- REQUIREMENTS: In the video generation abstract below, what are global actions explicitly related to?

- TEXT EXTRACT:
-*-

[ECCV 2022] Controllable Video Generation through Global and Local Motion Dynamics

Official repository of the paper

ECCV 2022

Project Website • Arxiv

Abstract: We present GLASS, a method for Global and Local Action-driven Sequence Synthesis. GLASS is a generative model that is trained on video sequences in an unsupervised manner and that can animate an input image at test time. The method learns to segment frames into foreground-background layers and to generate transitions of the foregrounds over time through a global and local action representation. Global actions are explicitly related to 2D shifts, while local actions are instead related to (both geometric and photometric) local deformations. GLASS uses a recurrent neural network to transition between frames and is trained through a reconstruction loss. We also introduce W-Sprites (Walking Sprites), a novel synthetic dataset with a predefined action space. We evaluate our method on both W-Sprites and real datasets, and find that GLASS is able to generate realistic video sequences from a single input image and to successfully learn a more advanced action space than in prior work.

-*-

- DATASET EXCERPTS:
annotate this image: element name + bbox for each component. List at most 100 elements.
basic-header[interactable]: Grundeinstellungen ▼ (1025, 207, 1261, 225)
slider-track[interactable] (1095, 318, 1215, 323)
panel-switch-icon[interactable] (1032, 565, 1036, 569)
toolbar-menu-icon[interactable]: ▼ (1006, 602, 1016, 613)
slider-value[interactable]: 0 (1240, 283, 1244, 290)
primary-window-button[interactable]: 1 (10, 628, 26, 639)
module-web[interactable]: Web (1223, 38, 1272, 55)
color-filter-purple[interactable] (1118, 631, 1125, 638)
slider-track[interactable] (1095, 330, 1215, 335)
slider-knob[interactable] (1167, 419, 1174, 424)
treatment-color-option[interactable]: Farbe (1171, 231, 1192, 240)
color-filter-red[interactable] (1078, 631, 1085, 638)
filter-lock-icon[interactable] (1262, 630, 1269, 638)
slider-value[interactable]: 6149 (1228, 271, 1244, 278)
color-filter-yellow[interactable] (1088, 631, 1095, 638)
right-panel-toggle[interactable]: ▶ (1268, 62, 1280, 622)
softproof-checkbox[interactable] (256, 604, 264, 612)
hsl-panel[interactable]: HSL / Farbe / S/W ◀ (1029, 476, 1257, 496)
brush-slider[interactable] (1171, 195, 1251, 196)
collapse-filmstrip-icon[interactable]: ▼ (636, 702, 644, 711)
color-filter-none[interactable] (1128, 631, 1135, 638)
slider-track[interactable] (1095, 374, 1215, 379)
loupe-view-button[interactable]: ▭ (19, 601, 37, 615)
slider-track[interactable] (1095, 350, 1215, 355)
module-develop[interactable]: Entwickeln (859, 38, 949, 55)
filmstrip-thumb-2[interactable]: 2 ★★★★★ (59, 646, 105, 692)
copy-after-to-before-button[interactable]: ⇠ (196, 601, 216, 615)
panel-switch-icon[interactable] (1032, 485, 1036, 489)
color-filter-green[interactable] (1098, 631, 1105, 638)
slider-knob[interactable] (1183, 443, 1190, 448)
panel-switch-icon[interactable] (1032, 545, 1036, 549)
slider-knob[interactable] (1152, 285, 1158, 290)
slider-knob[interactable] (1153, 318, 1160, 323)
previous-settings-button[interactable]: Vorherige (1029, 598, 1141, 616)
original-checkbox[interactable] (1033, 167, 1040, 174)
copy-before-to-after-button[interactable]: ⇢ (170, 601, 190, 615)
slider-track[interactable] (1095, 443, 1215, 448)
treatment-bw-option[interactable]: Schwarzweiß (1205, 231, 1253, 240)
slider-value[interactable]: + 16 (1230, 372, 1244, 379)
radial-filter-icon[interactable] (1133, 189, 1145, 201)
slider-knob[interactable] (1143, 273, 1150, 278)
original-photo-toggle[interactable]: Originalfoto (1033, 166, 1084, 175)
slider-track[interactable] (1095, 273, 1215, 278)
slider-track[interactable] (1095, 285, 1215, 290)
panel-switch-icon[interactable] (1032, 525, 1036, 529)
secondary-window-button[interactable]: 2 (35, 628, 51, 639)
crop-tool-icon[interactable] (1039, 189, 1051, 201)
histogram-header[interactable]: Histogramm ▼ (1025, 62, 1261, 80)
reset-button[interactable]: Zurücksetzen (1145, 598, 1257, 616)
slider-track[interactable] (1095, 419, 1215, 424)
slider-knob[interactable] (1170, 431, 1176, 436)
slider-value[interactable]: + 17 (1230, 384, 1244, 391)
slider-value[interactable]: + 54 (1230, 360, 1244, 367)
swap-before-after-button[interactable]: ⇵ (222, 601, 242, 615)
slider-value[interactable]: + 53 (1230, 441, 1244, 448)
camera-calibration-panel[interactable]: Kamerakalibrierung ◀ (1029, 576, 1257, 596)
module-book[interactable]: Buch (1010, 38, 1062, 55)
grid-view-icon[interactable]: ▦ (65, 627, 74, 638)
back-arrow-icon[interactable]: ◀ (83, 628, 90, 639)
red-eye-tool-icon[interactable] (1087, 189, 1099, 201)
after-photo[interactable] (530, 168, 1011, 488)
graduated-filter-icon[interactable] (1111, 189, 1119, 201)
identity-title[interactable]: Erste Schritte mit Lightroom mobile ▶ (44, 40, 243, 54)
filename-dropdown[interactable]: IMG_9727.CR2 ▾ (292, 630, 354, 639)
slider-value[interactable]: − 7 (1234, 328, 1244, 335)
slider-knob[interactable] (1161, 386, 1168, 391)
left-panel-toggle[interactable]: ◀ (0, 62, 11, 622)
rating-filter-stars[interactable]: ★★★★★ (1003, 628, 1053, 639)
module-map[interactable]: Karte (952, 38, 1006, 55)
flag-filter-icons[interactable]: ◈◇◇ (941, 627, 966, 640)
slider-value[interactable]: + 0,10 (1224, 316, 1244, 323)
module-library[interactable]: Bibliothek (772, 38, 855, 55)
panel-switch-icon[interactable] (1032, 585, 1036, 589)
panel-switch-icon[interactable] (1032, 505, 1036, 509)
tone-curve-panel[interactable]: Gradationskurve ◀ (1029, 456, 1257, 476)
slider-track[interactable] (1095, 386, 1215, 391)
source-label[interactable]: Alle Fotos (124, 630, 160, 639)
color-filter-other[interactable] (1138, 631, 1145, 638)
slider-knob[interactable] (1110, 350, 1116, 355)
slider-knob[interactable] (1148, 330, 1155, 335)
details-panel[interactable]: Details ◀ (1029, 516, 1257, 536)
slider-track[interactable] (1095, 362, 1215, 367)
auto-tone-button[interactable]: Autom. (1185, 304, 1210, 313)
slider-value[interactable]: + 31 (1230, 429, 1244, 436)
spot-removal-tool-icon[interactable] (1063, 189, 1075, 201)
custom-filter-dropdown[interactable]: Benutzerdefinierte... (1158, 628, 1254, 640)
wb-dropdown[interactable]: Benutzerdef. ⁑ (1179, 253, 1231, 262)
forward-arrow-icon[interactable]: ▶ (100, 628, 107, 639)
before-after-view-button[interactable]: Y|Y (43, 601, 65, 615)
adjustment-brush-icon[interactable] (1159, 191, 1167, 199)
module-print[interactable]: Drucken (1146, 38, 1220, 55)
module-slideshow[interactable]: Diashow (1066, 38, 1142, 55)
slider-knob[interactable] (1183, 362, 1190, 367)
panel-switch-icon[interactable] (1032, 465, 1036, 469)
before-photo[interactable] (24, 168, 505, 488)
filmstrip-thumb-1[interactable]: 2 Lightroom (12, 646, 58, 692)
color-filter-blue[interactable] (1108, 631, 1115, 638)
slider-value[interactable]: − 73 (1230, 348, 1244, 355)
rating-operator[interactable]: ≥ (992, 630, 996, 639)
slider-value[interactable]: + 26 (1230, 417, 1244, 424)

-*-

- OUTPUT FOR THIS TASK: 2D shifts.